TASK REQUIREMENTS: From the entries below, extract every line that includes the word "best".

PROVIDED DATA:
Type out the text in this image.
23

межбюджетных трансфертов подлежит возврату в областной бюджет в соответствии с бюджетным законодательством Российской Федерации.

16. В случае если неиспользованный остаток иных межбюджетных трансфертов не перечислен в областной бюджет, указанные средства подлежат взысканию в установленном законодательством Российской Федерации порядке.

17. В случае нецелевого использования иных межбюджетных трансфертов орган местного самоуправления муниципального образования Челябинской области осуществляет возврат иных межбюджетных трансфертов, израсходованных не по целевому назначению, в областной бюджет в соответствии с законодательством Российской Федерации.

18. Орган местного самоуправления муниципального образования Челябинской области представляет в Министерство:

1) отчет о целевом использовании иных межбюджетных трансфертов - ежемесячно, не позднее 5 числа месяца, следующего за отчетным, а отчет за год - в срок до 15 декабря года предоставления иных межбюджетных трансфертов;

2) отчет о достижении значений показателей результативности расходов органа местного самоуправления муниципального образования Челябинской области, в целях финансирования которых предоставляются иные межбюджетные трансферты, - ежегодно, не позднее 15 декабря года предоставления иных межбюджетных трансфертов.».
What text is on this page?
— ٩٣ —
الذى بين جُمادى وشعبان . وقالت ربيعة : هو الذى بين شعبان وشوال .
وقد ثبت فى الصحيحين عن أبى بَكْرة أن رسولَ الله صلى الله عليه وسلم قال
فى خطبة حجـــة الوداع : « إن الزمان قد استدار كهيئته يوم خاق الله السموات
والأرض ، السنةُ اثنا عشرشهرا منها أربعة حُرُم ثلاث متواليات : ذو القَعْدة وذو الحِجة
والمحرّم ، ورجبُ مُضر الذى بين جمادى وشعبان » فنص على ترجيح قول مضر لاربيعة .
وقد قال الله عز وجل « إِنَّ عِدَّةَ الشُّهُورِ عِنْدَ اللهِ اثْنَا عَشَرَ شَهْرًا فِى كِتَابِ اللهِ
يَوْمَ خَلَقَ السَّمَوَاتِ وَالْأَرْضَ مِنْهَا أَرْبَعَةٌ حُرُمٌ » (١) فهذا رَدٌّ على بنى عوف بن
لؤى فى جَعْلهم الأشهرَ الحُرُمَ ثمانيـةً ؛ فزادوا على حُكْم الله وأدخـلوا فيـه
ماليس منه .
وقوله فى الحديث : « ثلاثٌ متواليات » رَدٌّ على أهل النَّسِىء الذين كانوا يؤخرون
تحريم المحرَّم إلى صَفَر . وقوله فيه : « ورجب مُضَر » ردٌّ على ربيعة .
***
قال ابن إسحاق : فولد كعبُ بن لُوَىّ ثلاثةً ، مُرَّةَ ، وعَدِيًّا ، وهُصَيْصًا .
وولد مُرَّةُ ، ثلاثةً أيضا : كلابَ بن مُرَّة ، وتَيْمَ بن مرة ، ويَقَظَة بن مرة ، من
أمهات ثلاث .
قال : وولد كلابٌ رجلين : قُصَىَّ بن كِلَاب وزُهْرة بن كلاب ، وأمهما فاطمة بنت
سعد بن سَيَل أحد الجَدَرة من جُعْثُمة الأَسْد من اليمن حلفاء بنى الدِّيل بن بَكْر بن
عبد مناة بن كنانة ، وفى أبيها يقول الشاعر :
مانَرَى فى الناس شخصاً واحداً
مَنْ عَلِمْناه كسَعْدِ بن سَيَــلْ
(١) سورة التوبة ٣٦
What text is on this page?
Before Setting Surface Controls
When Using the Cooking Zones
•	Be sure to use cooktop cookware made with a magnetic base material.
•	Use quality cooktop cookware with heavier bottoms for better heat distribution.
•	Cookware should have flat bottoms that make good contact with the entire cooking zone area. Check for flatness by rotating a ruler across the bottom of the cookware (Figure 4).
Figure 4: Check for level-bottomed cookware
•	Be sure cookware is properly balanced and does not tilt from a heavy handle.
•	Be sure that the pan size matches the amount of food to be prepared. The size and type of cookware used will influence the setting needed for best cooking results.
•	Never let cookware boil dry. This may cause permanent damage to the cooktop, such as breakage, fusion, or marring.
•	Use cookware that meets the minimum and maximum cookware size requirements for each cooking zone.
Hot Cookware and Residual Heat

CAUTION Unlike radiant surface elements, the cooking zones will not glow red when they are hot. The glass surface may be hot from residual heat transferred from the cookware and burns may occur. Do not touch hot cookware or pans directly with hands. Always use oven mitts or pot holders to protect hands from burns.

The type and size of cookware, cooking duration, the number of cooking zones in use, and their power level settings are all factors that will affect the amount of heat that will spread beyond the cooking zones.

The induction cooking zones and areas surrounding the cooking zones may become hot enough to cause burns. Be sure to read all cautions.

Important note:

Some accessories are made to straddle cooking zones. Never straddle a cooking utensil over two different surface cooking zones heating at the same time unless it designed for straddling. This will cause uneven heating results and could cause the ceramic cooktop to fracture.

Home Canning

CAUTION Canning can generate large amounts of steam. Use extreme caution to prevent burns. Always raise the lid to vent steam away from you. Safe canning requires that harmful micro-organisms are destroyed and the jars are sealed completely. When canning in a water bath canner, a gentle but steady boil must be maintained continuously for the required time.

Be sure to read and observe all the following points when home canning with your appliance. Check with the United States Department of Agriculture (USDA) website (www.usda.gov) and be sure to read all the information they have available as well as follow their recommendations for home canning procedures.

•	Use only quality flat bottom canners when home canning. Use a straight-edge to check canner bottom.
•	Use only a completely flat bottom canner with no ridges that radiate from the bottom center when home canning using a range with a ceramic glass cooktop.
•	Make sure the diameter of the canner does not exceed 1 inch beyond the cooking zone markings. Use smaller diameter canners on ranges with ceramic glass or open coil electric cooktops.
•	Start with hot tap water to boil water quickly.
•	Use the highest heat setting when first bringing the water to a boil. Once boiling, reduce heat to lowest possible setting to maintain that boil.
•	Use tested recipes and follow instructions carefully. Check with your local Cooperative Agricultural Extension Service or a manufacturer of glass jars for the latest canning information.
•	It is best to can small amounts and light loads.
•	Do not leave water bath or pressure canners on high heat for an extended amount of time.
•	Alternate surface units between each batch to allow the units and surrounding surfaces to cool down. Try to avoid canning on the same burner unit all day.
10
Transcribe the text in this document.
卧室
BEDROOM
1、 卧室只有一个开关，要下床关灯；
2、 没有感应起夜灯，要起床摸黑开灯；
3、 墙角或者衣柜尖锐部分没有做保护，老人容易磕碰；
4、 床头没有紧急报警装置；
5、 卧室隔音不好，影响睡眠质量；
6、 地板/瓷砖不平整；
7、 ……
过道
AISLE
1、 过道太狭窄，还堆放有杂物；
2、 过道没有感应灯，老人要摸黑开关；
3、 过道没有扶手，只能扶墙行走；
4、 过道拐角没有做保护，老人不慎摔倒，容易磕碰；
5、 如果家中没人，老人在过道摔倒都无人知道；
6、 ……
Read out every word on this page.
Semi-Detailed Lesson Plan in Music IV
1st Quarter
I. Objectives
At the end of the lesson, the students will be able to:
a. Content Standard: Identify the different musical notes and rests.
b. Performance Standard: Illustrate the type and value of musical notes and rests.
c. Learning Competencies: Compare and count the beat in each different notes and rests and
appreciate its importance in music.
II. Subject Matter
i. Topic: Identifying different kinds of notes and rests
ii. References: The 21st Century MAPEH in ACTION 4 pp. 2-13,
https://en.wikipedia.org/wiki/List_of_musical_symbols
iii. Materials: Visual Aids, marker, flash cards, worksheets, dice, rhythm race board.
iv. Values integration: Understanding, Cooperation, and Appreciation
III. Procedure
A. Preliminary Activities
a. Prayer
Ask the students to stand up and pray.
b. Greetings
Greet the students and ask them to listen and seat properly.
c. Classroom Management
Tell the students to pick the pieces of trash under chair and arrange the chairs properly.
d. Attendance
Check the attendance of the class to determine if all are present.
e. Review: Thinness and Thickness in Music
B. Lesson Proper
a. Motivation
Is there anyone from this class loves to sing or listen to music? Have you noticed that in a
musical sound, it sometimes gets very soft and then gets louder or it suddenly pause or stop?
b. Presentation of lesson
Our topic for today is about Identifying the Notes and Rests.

EXPECTED OUTPUT:
•	Be sure that the pan size matches the amount of food to be prepared. The size and type of cookware used will influence the setting needed for best cooking results.
•	It is best to can small amounts and light loads.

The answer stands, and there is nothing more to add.